Set exercise
Search the listing below for the string "winter" and show each line that contains it.

:: Data records

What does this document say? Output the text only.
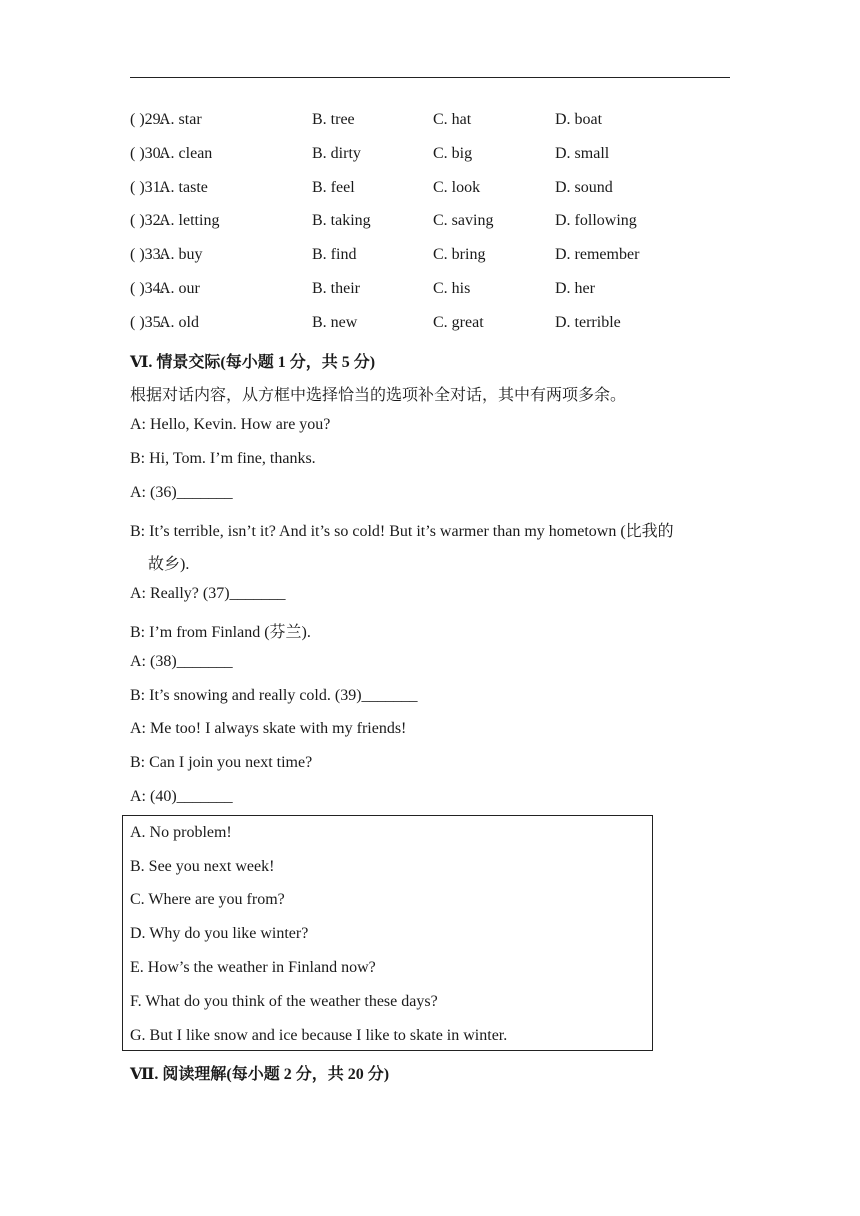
( )29.
A. star	B. tree	C. hat	D. boat
( )30.
A. clean	B. dirty	C. big	D. small
( )31.
A. taste	B. feel	C. look	D. sound
( )32.
A. letting	B. taking	C. saving	D. following
( )33.
A. buy	B. find	C. bring	D. remember
( )34.
A. our	B. their	C. his	D. her
( )35.
A. old	B. new	C. great	D. terrible
Ⅵ. 情景交际(每小题 1 分，共 5 分)
根据对话内容，从方框中选择恰当的选项补全对话，其中有两项多余。
A: Hello, Kevin. How are you?
B: Hi, Tom. I’m fine, thanks.
A: (36)_______
B: It’s terrible, isn’t it? And it’s so cold! But it’s warmer than my hometown (比我的
故乡).
A: Really? (37)_______
B: I’m from Finland (芬兰).
A: (38)_______
B: It’s snowing and really cold. (39)_______
A: Me too! I always skate with my friends!
B: Can I join you next time?
A: (40)_______
A. No problem!
B. See you next week!
C. Where are you from?
D. Why do you like winter?
E. How’s the weather in Finland now?
F. What do you think of the weather these days?
G. But I like snow and ice because I like to skate in winter.
Ⅶ. 阅读理解(每小题 2 分，共 20 分)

::::

Solution to the problem
D. Why do you like winter?
G. But I like snow and ice because I like to skate in winter.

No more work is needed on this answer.